BEGIN READING TEXT

Visualizing Max Pooling

Introduction

This is from Udacity's Deep Learning Repository which supports their Deep Learning Nanodegree.

In this notebook, we will visualize the output of a maxpooling layer in a CNN.

A convolutional layer + activation function, followed by a pooling layer, and a linear layer (to create a desired output size) make up the basic layers of a CNN.

Set Up

Imports

PyPi

from dotenv import load_dotenv
import cv2
import matplotlib.pyplot as pyplot
import numpy
import seaborn
import torch
import torch.nn as nn
import torch.nn.functional as F

This Project

from neurotic.tangles.data_paths import DataPathTwo

Plotting

get_ipython().run_line_magic('matplotlib', 'inline')
seaborn.set(style="whitegrid",
            rc={"axes.grid": False,
                "font.family": ["sans-serif"],
                "font.sans-serif": ["Latin Modern Sans", "Lato"],
                "figure.figsize": (14, 12)},
            font_scale=3)

Load the Data

load_dotenv()
path = DataPathTwo("rodin.jpg", "CNN")
print(path.from_folder)
assert path.from_folder.is_file()
/home/brunhilde/datasets/cnn/rodin.jpg
bgr_img = cv2.imread(str(path.from_folder))

Convert To Grayscale

gray_img = cv2.cvtColor(bgr_img, cv2.COLOR_BGR2GRAY)

END READING TEXT
BEGIN GIVEN MATERIAL

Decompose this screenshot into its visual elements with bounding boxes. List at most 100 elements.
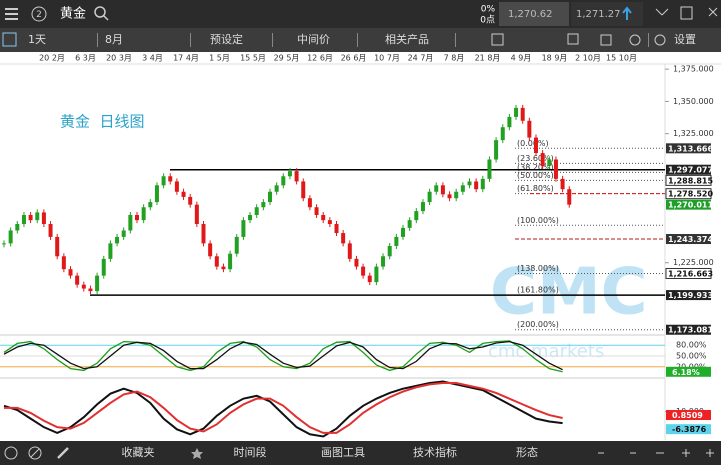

END GIVEN MATERIAL

— TASK INSTRUCTIONS —
1. Update the max pooling text between "Introduction" and "layer in a CNN.", inclusive, and replace "notebook" with "tutorial".
2. Which image file does the max pooling text load from the data folder?
3. Pick up the max pooling text where it stops and continue it.
The lines above are not needed for these tasks.

— ANSWERS BY TASK —
1.
Introduction

This is from Udacity's Deep Learning Repository which supports their Deep Learning Nanodegree.

In this tutorial, we will visualize the output of a maxpooling layer in a CNN.

2. rodin.jpg

3.
Normalize: Rescale Entries To Lie In [0,1]

gray_img = gray_img.astype("float32")/255
image = pyplot.imshow(gray_img, cmap='gray')

gray_image.png

Define and visualize the filters

filter_vals = numpy.array([[-1, -1, -1],
                           [-1, 8, -1],
                           [-1, -1, -1]])
print('Filter shape: ', filter_vals.shape)
Filter shape:  (3, 3)

Defining four different filters,

All of these are linear combinations of the filter_vals defined above

filter_1 = filter_vals
filter_2 = -filter_1
filter_3 = filter_1.T
filter_4 = -filter_3
filters = numpy.array([filter_1, filter_2, filter_3, filter_4])
print('Filter 1: \n', filter_4)
Filter 1: 
 [[ 1  1  1]
 [ 1 -8  1]
 [ 1  1  1]]

Define convolutional and pooling layers

You've seen how to define a convolutional layer, next is a Pooling Layer.

In the next cell, we initialize a convolutional layer so that it contains all the created filters. Then add a maxpooling layer, documented here, with a kernel size of (2x2) so you can see that the image resolution has been reduced after this step.

A maxpooling layer reduces the x-y size of an input and only keeps the most active pixel values. Below is an example of a 2x2 pooling kernel, with a stride of 2, appied to a small patch of grayscale pixel values; reducing the x-y size of the patch by a factor of 2. Only the maximum pixel values in 2x2 remain in the new, pooled output.

Define a neural network with a convolutional layer with four filters and a pooling layer of size (2, 2).

The Model

class Net(nn.Module):
    """A convolutional neural network to process 4 filters

    Args:
     weight: matrix of filters
    """
    def __init__(self, weight: numpy.ndarray) -> None:
        super(Net, self).__init__()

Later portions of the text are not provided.